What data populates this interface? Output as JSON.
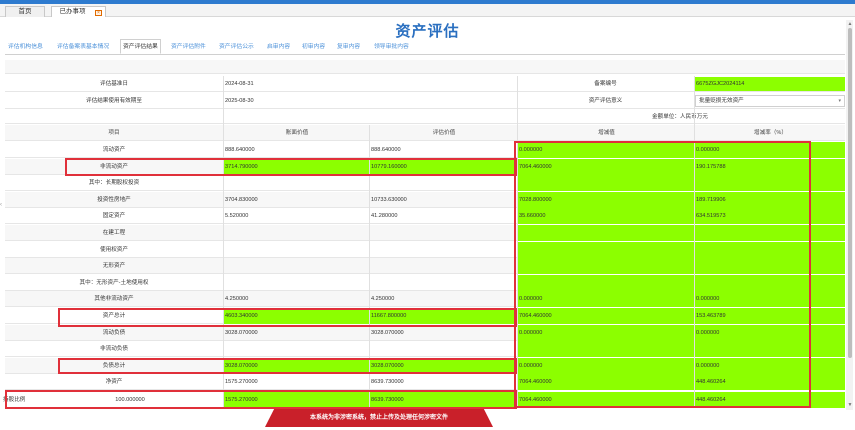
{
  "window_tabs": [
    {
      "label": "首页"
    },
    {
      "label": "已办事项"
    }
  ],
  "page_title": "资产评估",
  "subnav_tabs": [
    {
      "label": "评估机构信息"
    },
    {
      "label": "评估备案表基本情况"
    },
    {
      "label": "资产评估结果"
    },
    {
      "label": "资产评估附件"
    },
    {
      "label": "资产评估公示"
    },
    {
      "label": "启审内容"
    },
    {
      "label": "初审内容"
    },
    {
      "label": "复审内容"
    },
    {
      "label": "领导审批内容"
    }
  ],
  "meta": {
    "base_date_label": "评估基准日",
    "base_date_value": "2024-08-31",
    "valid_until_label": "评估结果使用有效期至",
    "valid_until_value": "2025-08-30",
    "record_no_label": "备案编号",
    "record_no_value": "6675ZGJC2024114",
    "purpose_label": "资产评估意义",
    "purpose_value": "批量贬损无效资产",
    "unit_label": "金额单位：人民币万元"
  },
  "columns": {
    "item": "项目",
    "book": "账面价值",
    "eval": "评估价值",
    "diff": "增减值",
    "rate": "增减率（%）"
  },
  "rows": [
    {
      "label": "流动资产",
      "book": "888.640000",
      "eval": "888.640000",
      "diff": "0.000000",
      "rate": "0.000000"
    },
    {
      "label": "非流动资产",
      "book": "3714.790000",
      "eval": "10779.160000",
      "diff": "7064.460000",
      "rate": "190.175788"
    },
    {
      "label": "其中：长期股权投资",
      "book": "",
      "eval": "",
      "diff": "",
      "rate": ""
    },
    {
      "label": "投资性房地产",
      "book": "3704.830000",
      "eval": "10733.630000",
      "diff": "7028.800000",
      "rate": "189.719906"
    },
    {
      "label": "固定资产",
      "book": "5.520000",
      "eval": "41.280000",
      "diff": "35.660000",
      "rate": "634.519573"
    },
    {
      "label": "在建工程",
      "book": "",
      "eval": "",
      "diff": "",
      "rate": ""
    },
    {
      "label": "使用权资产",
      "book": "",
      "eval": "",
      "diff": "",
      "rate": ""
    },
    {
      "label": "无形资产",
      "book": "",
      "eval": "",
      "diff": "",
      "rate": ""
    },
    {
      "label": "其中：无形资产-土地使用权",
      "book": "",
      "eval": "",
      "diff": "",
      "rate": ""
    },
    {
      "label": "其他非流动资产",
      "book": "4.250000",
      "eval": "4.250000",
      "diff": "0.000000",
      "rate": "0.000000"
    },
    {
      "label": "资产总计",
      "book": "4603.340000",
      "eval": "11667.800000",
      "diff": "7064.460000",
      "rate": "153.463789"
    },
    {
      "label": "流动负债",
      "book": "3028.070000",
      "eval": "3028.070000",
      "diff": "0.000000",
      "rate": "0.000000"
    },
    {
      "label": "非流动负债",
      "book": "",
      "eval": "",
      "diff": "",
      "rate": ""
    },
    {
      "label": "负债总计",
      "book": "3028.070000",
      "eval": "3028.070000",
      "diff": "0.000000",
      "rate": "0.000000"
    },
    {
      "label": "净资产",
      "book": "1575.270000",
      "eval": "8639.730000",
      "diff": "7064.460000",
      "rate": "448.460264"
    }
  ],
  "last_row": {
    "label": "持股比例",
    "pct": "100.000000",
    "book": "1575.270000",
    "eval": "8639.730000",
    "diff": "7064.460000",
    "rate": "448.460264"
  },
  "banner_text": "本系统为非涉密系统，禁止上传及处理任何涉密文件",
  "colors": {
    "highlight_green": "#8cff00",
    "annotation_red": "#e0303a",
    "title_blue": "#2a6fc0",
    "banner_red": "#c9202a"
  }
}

• • • • •

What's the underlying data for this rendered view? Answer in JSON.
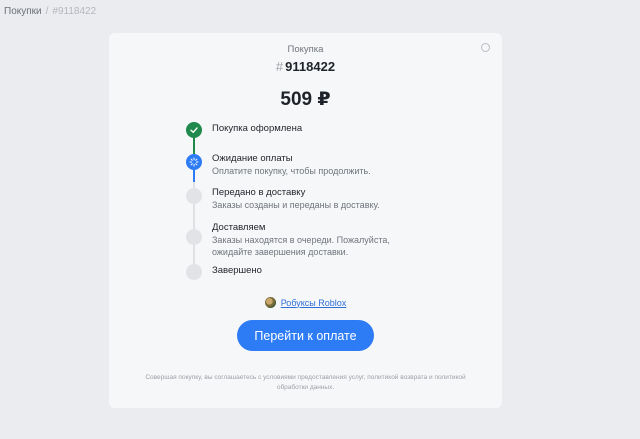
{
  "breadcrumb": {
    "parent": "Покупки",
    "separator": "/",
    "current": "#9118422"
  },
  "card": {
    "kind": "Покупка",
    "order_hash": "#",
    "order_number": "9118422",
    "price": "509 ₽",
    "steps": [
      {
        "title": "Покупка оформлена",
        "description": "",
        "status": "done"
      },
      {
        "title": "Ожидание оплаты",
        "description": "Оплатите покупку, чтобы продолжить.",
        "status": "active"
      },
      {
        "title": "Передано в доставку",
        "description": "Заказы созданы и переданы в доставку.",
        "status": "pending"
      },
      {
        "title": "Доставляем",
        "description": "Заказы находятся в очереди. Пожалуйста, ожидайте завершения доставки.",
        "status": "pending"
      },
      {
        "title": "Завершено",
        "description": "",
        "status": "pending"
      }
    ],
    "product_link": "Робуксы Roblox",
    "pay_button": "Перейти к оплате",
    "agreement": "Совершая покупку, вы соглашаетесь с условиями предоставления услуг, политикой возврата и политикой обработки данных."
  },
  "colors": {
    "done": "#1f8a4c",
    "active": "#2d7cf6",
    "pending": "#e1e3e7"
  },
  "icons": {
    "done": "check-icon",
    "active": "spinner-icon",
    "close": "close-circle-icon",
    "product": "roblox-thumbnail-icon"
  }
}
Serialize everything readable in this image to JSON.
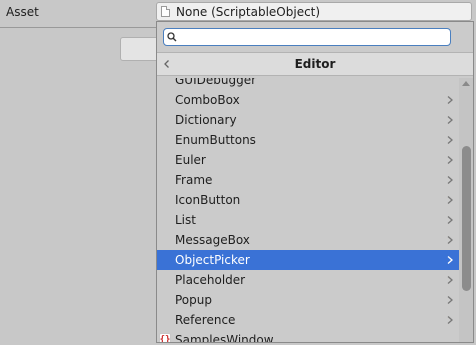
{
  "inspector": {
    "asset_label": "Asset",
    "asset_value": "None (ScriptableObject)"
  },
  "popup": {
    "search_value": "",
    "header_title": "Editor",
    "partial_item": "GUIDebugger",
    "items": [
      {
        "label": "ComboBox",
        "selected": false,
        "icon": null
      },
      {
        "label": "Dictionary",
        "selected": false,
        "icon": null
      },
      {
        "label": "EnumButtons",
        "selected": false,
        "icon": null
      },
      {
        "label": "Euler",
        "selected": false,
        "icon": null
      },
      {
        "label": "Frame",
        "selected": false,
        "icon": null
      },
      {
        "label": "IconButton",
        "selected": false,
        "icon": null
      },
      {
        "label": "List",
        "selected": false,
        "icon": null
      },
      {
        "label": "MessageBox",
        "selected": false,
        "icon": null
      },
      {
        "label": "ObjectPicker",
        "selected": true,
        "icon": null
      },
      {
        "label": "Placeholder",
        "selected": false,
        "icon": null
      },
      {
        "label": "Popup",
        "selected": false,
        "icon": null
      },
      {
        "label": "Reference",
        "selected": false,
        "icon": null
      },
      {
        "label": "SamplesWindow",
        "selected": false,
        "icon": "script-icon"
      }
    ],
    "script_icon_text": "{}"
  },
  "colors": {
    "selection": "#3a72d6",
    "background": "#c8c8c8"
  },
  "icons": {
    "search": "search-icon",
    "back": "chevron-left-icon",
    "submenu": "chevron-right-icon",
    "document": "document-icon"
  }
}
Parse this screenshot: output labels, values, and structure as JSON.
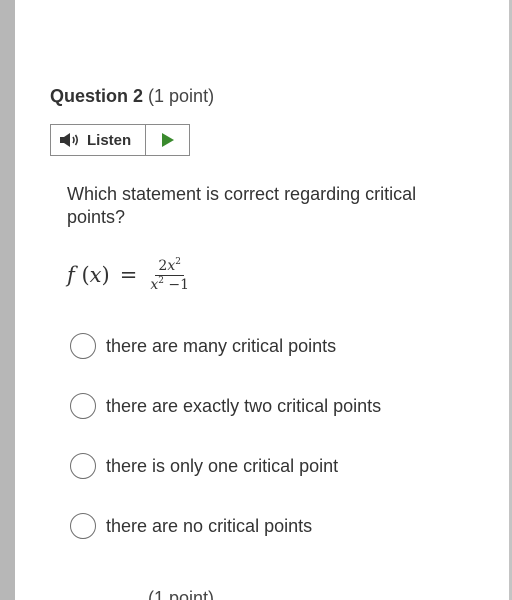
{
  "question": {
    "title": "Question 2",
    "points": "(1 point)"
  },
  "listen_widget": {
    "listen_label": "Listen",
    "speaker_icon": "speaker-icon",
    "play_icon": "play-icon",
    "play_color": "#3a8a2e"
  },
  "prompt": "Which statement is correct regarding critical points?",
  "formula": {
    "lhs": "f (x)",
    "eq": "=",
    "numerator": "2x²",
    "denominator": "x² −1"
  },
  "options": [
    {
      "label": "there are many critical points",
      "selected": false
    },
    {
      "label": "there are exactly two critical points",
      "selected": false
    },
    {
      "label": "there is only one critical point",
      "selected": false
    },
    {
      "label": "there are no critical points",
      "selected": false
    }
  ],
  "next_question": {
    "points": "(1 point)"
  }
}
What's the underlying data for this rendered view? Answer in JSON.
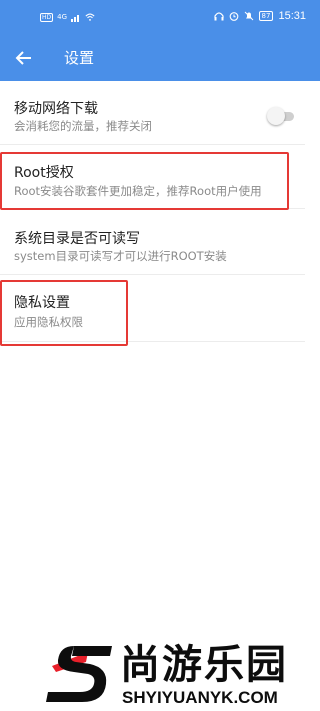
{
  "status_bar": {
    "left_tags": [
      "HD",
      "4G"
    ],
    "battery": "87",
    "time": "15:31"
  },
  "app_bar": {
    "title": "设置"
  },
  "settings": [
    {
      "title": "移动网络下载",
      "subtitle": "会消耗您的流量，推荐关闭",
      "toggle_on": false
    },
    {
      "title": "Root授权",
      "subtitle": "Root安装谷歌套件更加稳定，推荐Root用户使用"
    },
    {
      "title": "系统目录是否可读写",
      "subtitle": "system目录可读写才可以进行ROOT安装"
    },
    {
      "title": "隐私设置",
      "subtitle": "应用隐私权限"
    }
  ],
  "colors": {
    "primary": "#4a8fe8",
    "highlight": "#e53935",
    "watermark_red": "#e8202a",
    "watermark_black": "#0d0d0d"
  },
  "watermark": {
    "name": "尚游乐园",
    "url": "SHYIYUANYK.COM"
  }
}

• • • • •

**Stated task:** Check every line for "critical" and show the ones that have it.

**The response:**
  "prompt": "Which statement is correct regarding critical points?",
      "label": "there are many critical points",
      "label": "there are exactly two critical points",
      "label": "there is only one critical point",
      "label": "there are no critical points",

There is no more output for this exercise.